> _Task brief_
Your answer should be only a number: how many lines include the word "Teknik".

# Start of Material for this task

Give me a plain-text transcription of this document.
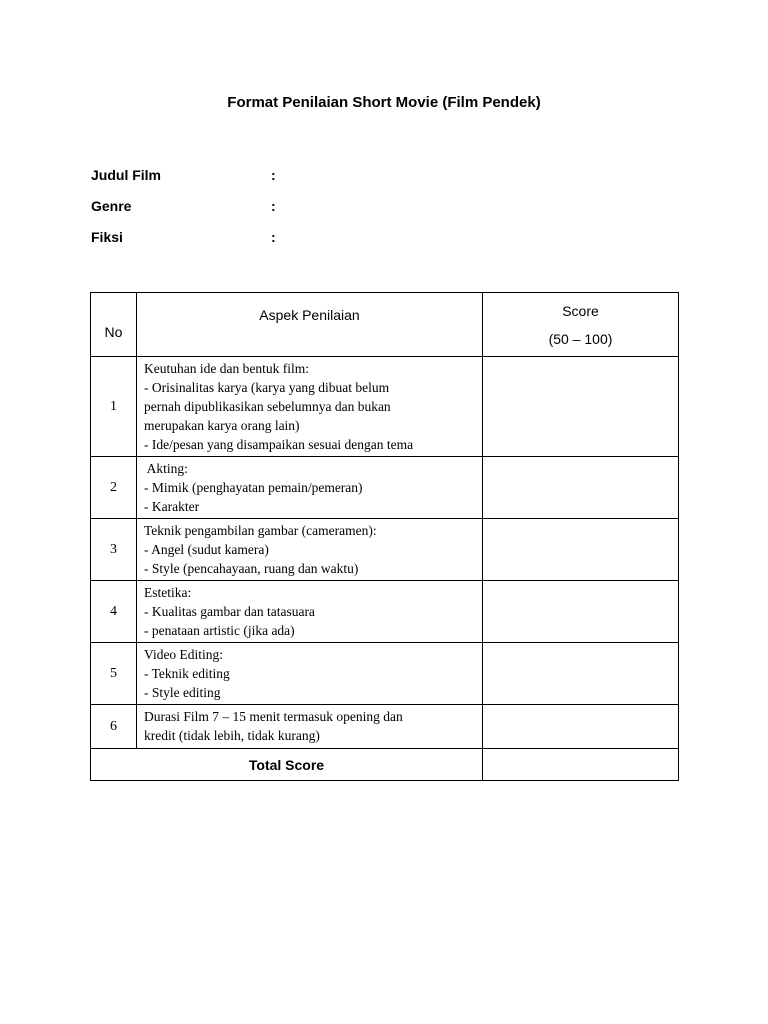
Format Penilaian Short Movie (Film Pendek)
Judul Film	:
Genre	:
Fiksi	:
No	Aspek Penilaian	Score
(50 – 100)

1	Keutuhan ide dan bentuk film:
- Orisinalitas karya (karya yang dibuat belum
pernah dipublikasikan sebelumnya dan bukan
merupakan karya orang lain)
- Ide/pesan yang disampaikan sesuai dengan tema	

2	Akting:
- Mimik (penghayatan pemain/pemeran)
- Karakter	

3	Teknik pengambilan gambar (cameramen):
- Angel (sudut kamera)
- Style (pencahayaan, ruang dan waktu)	

4	Estetika:
- Kualitas gambar dan tatasuara
- penataan artistic (jika ada)	

5	Video Editing:
- Teknik editing
- Style editing	

6	Durasi Film 7 – 15 menit termasuk opening dan
kredit (tidak lebih, tidak kurang)	

Total Score		
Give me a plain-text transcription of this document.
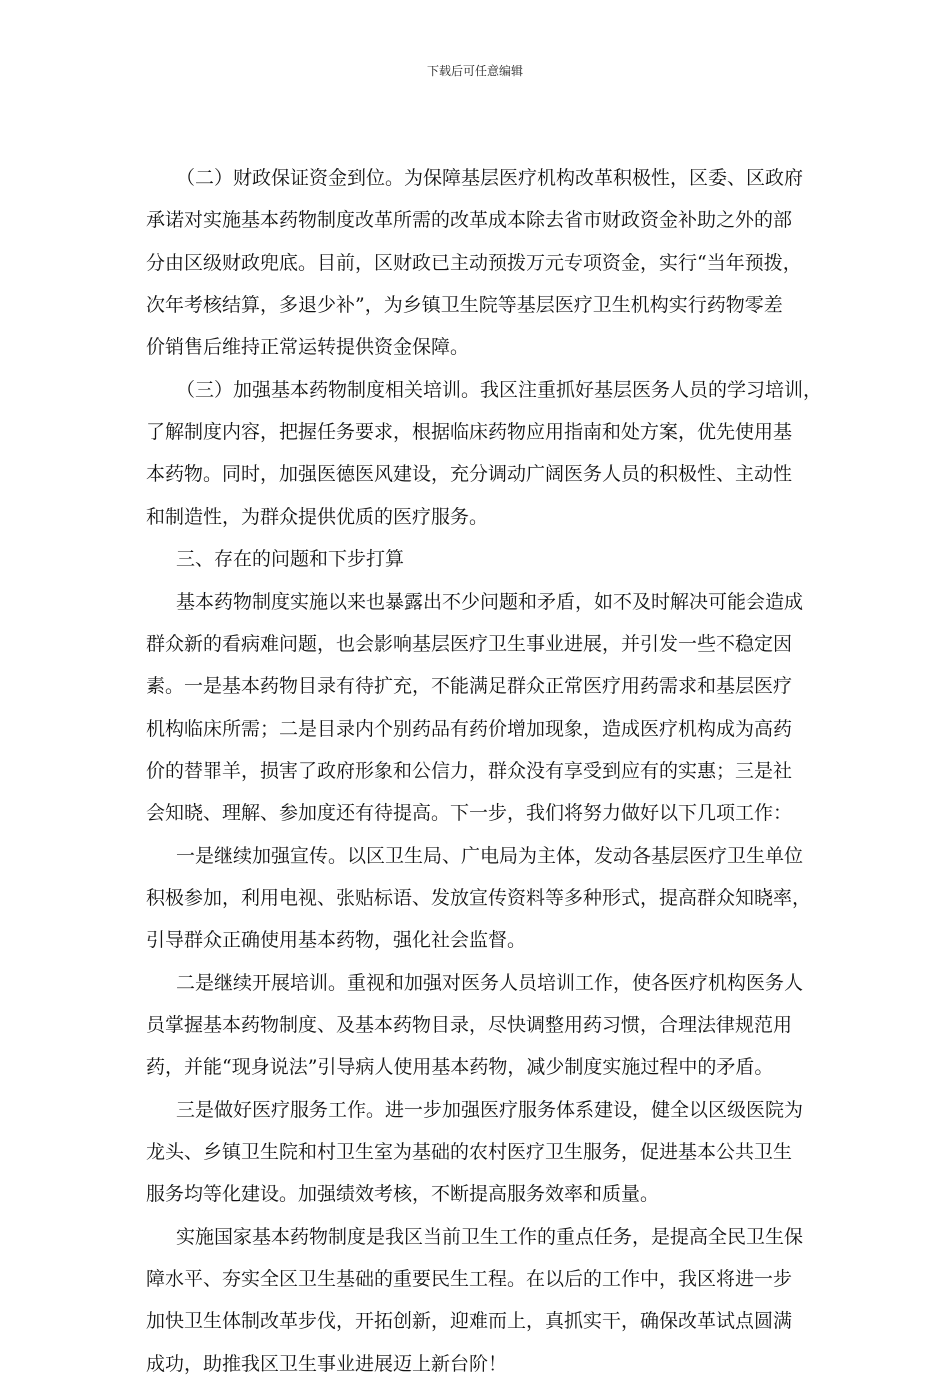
下载后可任意编辑
（二）财政保证资金到位。为保障基层医疗机构改革积极性，区委、区政府
承诺对实施基本药物制度改革所需的改革成本除去省市财政资金补助之外的部
分由区级财政兜底。目前，区财政已主动预拨万元专项资金，实行“当年预拨，
次年考核结算，多退少补”，为乡镇卫生院等基层医疗卫生机构实行药物零差
价销售后维持正常运转提供资金保障。
（三）加强基本药物制度相关培训。我区注重抓好基层医务人员的学习培训，
了解制度内容，把握任务要求，根据临床药物应用指南和处方案，优先使用基
本药物。同时，加强医德医风建设，充分调动广阔医务人员的积极性、主动性
和制造性，为群众提供优质的医疗服务。
三、存在的问题和下步打算
基本药物制度实施以来也暴露出不少问题和矛盾，如不及时解决可能会造成
群众新的看病难问题，也会影响基层医疗卫生事业进展，并引发一些不稳定因
素。一是基本药物目录有待扩充，不能满足群众正常医疗用药需求和基层医疗
机构临床所需；二是目录内个别药品有药价增加现象，造成医疗机构成为高药
价的替罪羊，损害了政府形象和公信力，群众没有享受到应有的实惠；三是社
会知晓、理解、参加度还有待提高。下一步，我们将努力做好以下几项工作：
一是继续加强宣传。以区卫生局、广电局为主体，发动各基层医疗卫生单位
积极参加，利用电视、张贴标语、发放宣传资料等多种形式，提高群众知晓率，
引导群众正确使用基本药物，强化社会监督。
二是继续开展培训。重视和加强对医务人员培训工作，使各医疗机构医务人
员掌握基本药物制度、及基本药物目录，尽快调整用药习惯，合理法律规范用
药，并能“现身说法”引导病人使用基本药物，减少制度实施过程中的矛盾。
三是做好医疗服务工作。进一步加强医疗服务体系建设，健全以区级医院为
龙头、乡镇卫生院和村卫生室为基础的农村医疗卫生服务，促进基本公共卫生
服务均等化建设。加强绩效考核，不断提高服务效率和质量。
实施国家基本药物制度是我区当前卫生工作的重点任务，是提高全民卫生保
障水平、夯实全区卫生基础的重要民生工程。在以后的工作中，我区将进一步
加快卫生体制改革步伐，开拓创新，迎难而上，真抓实干，确保改革试点圆满
成功，助推我区卫生事业进展迈上新台阶！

# End of Material for this task

> _Worked answer_
2